-- Items --
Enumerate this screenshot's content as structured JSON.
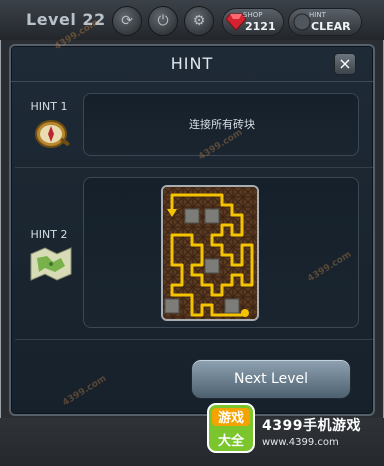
{
  "hud": {
    "level_label": "Level 22",
    "shop": {
      "label": "SHOP",
      "value": "2121"
    },
    "hint": {
      "label": "HINT",
      "value": "CLEAR"
    },
    "icons": [
      "refresh-icon",
      "power-icon",
      "settings-icon"
    ]
  },
  "modal": {
    "title": "HINT",
    "close_label": "×",
    "hint1": {
      "label": "HINT 1",
      "text": "连接所有砖块",
      "icon": "compass-icon"
    },
    "hint2": {
      "label": "HINT 2",
      "icon": "map-icon"
    },
    "next_button": "Next Level"
  },
  "watermarks": [
    "4399.com",
    "4399.com",
    "4399.com",
    "4399.com"
  ],
  "branding": {
    "logo_line1": "游戏",
    "logo_line2": "大全",
    "name": "4399手机游戏",
    "url": "www.4399.com"
  },
  "colors": {
    "accent_path": "#f5c400",
    "brick_dark": "#3a2416",
    "button_top": "#8fa2b2"
  }
}
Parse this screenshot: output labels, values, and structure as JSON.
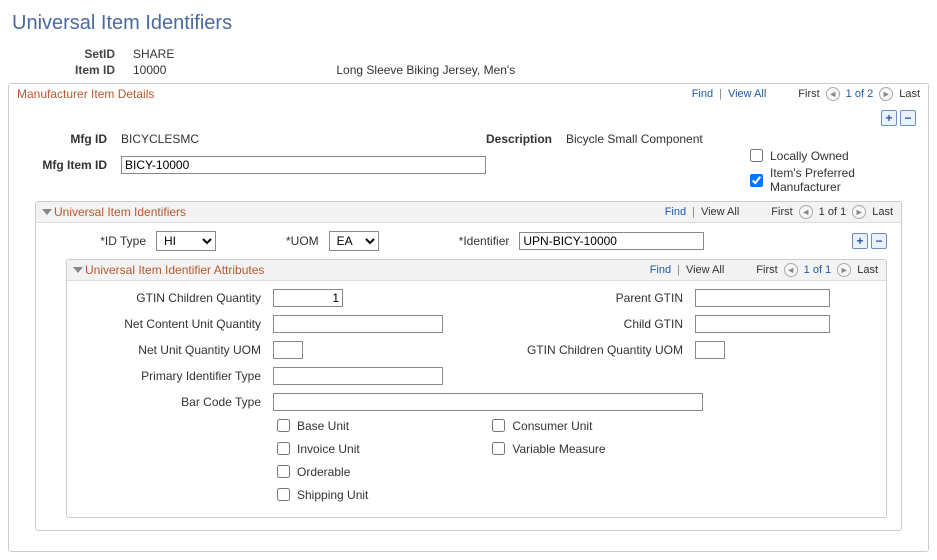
{
  "pageTitle": "Universal Item Identifiers",
  "header": {
    "setid_label": "SetID",
    "setid_value": "SHARE",
    "itemid_label": "Item ID",
    "itemid_value": "10000",
    "item_desc": "Long Sleeve Biking Jersey, Men's"
  },
  "mfg_section": {
    "title": "Manufacturer Item Details",
    "nav": {
      "find": "Find",
      "viewall": "View All",
      "first": "First",
      "count": "1 of 2",
      "last": "Last"
    },
    "mfgid_label": "Mfg ID",
    "mfgid_value": "BICYCLESMC",
    "desc_label": "Description",
    "desc_value": "Bicycle Small Component",
    "mfg_item_id_label": "Mfg Item ID",
    "mfg_item_id_value": "BICY-10000",
    "locally_owned_label": "Locally Owned",
    "locally_owned_checked": false,
    "preferred_mfg_label": "Item's Preferred Manufacturer",
    "preferred_mfg_checked": true
  },
  "uii_section": {
    "title": "Universal Item Identifiers",
    "nav": {
      "find": "Find",
      "viewall": "View All",
      "first": "First",
      "count": "1 of 1",
      "last": "Last"
    },
    "idtype_label": "*ID Type",
    "idtype_value": "HI",
    "uom_label": "*UOM",
    "uom_value": "EA",
    "identifier_label": "*Identifier",
    "identifier_value": "UPN-BICY-10000"
  },
  "attr_section": {
    "title": "Universal Item Identifier Attributes",
    "nav": {
      "find": "Find",
      "viewall": "View All",
      "first": "First",
      "count": "1 of 1",
      "last": "Last"
    },
    "gtin_children_qty_label": "GTIN Children Quantity",
    "gtin_children_qty_value": "1",
    "parent_gtin_label": "Parent GTIN",
    "parent_gtin_value": "",
    "net_content_unit_qty_label": "Net Content Unit Quantity",
    "net_content_unit_qty_value": "",
    "child_gtin_label": "Child GTIN",
    "child_gtin_value": "",
    "net_unit_qty_uom_label": "Net Unit Quantity UOM",
    "net_unit_qty_uom_value": "",
    "gtin_children_qty_uom_label": "GTIN Children Quantity UOM",
    "gtin_children_qty_uom_value": "",
    "primary_id_type_label": "Primary Identifier Type",
    "primary_id_type_value": "",
    "barcode_type_label": "Bar Code Type",
    "barcode_type_value": "",
    "checkboxes_left": [
      {
        "label": "Base Unit",
        "checked": false
      },
      {
        "label": "Invoice Unit",
        "checked": false
      },
      {
        "label": "Orderable",
        "checked": false
      },
      {
        "label": "Shipping Unit",
        "checked": false
      }
    ],
    "checkboxes_right": [
      {
        "label": "Consumer Unit",
        "checked": false
      },
      {
        "label": "Variable Measure",
        "checked": false
      }
    ]
  }
}
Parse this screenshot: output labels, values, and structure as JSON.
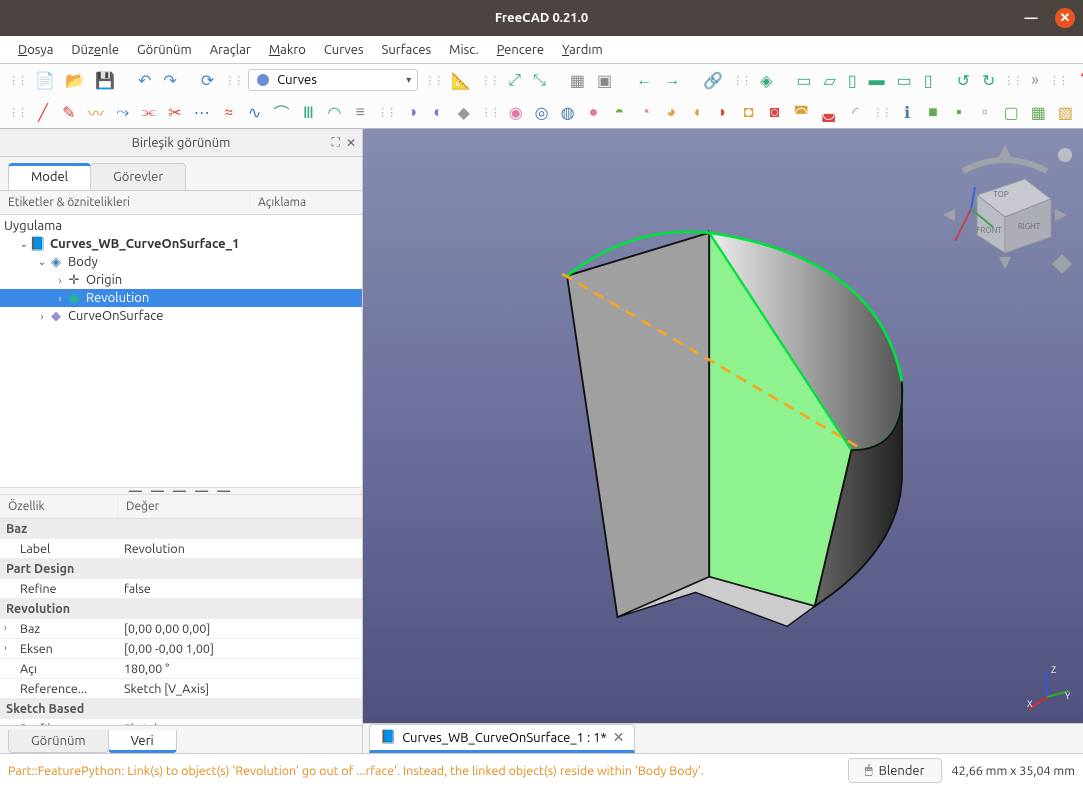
{
  "window": {
    "title": "FreeCAD 0.21.0"
  },
  "menu": {
    "file": "Dosya",
    "edit": "Düzenle",
    "view": "Görünüm",
    "tools": "Araçlar",
    "macro": "Makro",
    "curves": "Curves",
    "surfaces": "Surfaces",
    "misc": "Misc.",
    "windows": "Pencere",
    "help": "Yardım"
  },
  "workbench": {
    "label": "Curves"
  },
  "panel": {
    "title": "Birleşik görünüm"
  },
  "tabs": {
    "model": "Model",
    "tasks": "Görevler"
  },
  "tree_headers": {
    "label": "Etiketler & öznitelikleri",
    "desc": "Açıklama"
  },
  "tree": {
    "app": "Uygulama",
    "doc": "Curves_WB_CurveOnSurface_1",
    "body": "Body",
    "origin": "Origin",
    "revolution": "Revolution",
    "curve": "CurveOnSurface"
  },
  "prop_headers": {
    "key": "Özellik",
    "value": "Değer"
  },
  "props": {
    "baz_group": "Baz",
    "label_k": "Label",
    "label_v": "Revolution",
    "pd_group": "Part Design",
    "refine_k": "Refine",
    "refine_v": "false",
    "rev_group": "Revolution",
    "baz_k": "Baz",
    "baz_v": "[0,00 0,00 0,00]",
    "eksen_k": "Eksen",
    "eksen_v": "[0,00 -0,00 1,00]",
    "aci_k": "Açı",
    "aci_v": "180,00 °",
    "ref_k": "Reference...",
    "ref_v": "Sketch [V_Axis]",
    "sb_group": "Sketch Based",
    "profile_k": "Profile",
    "profile_v": "Sketch"
  },
  "bottom_tabs": {
    "view": "Görünüm",
    "data": "Veri"
  },
  "doc_tab": {
    "label": "Curves_WB_CurveOnSurface_1 : 1*"
  },
  "status": {
    "message": "Part::FeaturePython: Link(s) to object(s) 'Revolution' go out of ...rface'. Instead, the linked object(s) reside within 'Body Body'.",
    "nav": "Blender",
    "dims": "42,66 mm x 35,04 mm"
  },
  "navcube": {
    "top": "TOP",
    "front": "FRONT",
    "right": "RIGHT"
  }
}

-- Work to complete --
Quote every record above exactly, leaving out any pictures.

-- Response to this task --
Enumerate this screenshot's content as structured JSON.
{
  "hud": {
    "level_label": "Level 22",
    "shop": {
      "label": "SHOP",
      "value": "2121"
    },
    "hint": {
      "label": "HINT",
      "value": "CLEAR"
    },
    "icons": [
      "refresh-icon",
      "power-icon",
      "settings-icon"
    ]
  },
  "modal": {
    "title": "HINT",
    "close_label": "×",
    "hint1": {
      "label": "HINT 1",
      "text": "连接所有砖块",
      "icon": "compass-icon"
    },
    "hint2": {
      "label": "HINT 2",
      "icon": "map-icon"
    },
    "next_button": "Next Level"
  },
  "watermarks": [
    "4399.com",
    "4399.com",
    "4399.com",
    "4399.com"
  ],
  "branding": {
    "logo_line1": "游戏",
    "logo_line2": "大全",
    "name": "4399手机游戏",
    "url": "www.4399.com"
  },
  "colors": {
    "accent_path": "#f5c400",
    "brick_dark": "#3a2416",
    "button_top": "#8fa2b2"
  }
}
Parse this screenshot: output labels, values, and structure as JSON.
{
  "pageTitle": "Universal Item Identifiers",
  "header": {
    "setid_label": "SetID",
    "setid_value": "SHARE",
    "itemid_label": "Item ID",
    "itemid_value": "10000",
    "item_desc": "Long Sleeve Biking Jersey, Men's"
  },
  "mfg_section": {
    "title": "Manufacturer Item Details",
    "nav": {
      "find": "Find",
      "viewall": "View All",
      "first": "First",
      "count": "1 of 2",
      "last": "Last"
    },
    "mfgid_label": "Mfg ID",
    "mfgid_value": "BICYCLESMC",
    "desc_label": "Description",
    "desc_value": "Bicycle Small Component",
    "mfg_item_id_label": "Mfg Item ID",
    "mfg_item_id_value": "BICY-10000",
    "locally_owned_label": "Locally Owned",
    "locally_owned_checked": false,
    "preferred_mfg_label": "Item's Preferred Manufacturer",
    "preferred_mfg_checked": true
  },
  "uii_section": {
    "title": "Universal Item Identifiers",
    "nav": {
      "find": "Find",
      "viewall": "View All",
      "first": "First",
      "count": "1 of 1",
      "last": "Last"
    },
    "idtype_label": "*ID Type",
    "idtype_value": "HI",
    "uom_label": "*UOM",
    "uom_value": "EA",
    "identifier_label": "*Identifier",
    "identifier_value": "UPN-BICY-10000"
  },
  "attr_section": {
    "title": "Universal Item Identifier Attributes",
    "nav": {
      "find": "Find",
      "viewall": "View All",
      "first": "First",
      "count": "1 of 1",
      "last": "Last"
    },
    "gtin_children_qty_label": "GTIN Children Quantity",
    "gtin_children_qty_value": "1",
    "parent_gtin_label": "Parent GTIN",
    "parent_gtin_value": "",
    "net_content_unit_qty_label": "Net Content Unit Quantity",
    "net_content_unit_qty_value": "",
    "child_gtin_label": "Child GTIN",
    "child_gtin_value": "",
    "net_unit_qty_uom_label": "Net Unit Quantity UOM",
    "net_unit_qty_uom_value": "",
    "gtin_children_qty_uom_label": "GTIN Children Quantity UOM",
    "gtin_children_qty_uom_value": "",
    "primary_id_type_label": "Primary Identifier Type",
    "primary_id_type_value": "",
    "barcode_type_label": "Bar Code Type",
    "barcode_type_value": "",
    "checkboxes_left": [
      {
        "label": "Base Unit",
        "checked": false
      },
      {
        "label": "Invoice Unit",
        "checked": false
      },
      {
        "label": "Orderable",
        "checked": false
      },
      {
        "label": "Shipping Unit",
        "checked": false
      }
    ],
    "checkboxes_right": [
      {
        "label": "Consumer Unit",
        "checked": false
      },
      {
        "label": "Variable Measure",
        "checked": false
      }
    ]
  }
}
Parse this screenshot: output labels, values, and structure as JSON.
{
  "window": {
    "title": "FreeCAD 0.21.0"
  },
  "menu": {
    "file": "Dosya",
    "edit": "Düzenle",
    "view": "Görünüm",
    "tools": "Araçlar",
    "macro": "Makro",
    "curves": "Curves",
    "surfaces": "Surfaces",
    "misc": "Misc.",
    "windows": "Pencere",
    "help": "Yardım"
  },
  "workbench": {
    "label": "Curves"
  },
  "panel": {
    "title": "Birleşik görünüm"
  },
  "tabs": {
    "model": "Model",
    "tasks": "Görevler"
  },
  "tree_headers": {
    "label": "Etiketler & öznitelikleri",
    "desc": "Açıklama"
  },
  "tree": {
    "app": "Uygulama",
    "doc": "Curves_WB_CurveOnSurface_1",
    "body": "Body",
    "origin": "Origin",
    "revolution": "Revolution",
    "curve": "CurveOnSurface"
  },
  "prop_headers": {
    "key": "Özellik",
    "value": "Değer"
  },
  "props": {
    "baz_group": "Baz",
    "label_k": "Label",
    "label_v": "Revolution",
    "pd_group": "Part Design",
    "refine_k": "Refine",
    "refine_v": "false",
    "rev_group": "Revolution",
    "baz_k": "Baz",
    "baz_v": "[0,00 0,00 0,00]",
    "eksen_k": "Eksen",
    "eksen_v": "[0,00 -0,00 1,00]",
    "aci_k": "Açı",
    "aci_v": "180,00 °",
    "ref_k": "Reference...",
    "ref_v": "Sketch [V_Axis]",
    "sb_group": "Sketch Based",
    "profile_k": "Profile",
    "profile_v": "Sketch"
  },
  "bottom_tabs": {
    "view": "Görünüm",
    "data": "Veri"
  },
  "doc_tab": {
    "label": "Curves_WB_CurveOnSurface_1 : 1*"
  },
  "status": {
    "message": "Part::FeaturePython: Link(s) to object(s) 'Revolution' go out of ...rface'. Instead, the linked object(s) reside within 'Body Body'.",
    "nav": "Blender",
    "dims": "42,66 mm x 35,04 mm"
  },
  "navcube": {
    "top": "TOP",
    "front": "FRONT",
    "right": "RIGHT"
  }
}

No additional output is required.